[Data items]
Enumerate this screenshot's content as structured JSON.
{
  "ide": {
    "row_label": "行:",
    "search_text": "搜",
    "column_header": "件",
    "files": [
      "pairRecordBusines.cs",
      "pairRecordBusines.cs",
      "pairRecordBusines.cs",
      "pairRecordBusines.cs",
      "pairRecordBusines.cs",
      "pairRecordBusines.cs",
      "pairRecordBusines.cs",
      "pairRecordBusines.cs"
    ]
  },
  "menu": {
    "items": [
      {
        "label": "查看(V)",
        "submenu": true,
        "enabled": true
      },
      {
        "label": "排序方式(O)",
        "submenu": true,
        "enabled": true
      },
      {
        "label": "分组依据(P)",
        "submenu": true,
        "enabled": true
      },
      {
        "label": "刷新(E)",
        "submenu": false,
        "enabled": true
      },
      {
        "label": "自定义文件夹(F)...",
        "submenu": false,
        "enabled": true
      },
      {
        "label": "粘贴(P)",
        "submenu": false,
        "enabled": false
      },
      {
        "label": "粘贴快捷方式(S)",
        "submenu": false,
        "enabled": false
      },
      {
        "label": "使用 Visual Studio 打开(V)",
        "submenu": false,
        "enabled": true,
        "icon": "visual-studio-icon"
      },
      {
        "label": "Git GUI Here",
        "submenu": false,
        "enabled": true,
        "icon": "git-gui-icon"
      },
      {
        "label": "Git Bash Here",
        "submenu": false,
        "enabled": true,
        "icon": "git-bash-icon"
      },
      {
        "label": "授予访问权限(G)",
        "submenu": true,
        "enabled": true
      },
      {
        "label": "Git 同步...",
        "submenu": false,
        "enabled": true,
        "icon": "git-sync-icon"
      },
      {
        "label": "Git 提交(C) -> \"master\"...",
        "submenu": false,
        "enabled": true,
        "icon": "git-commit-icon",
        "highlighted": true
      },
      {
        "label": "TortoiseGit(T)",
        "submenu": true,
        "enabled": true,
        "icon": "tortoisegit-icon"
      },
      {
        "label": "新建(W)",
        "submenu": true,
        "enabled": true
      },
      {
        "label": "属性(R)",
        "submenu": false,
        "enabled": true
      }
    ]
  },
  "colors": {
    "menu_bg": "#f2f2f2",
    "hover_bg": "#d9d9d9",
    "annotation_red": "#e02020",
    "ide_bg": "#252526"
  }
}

• _Task directions_: Go through the listing above and list every line that has the word "Here".

• _Right answer_:
        "label": "Git GUI Here",
        "label": "Git Bash Here",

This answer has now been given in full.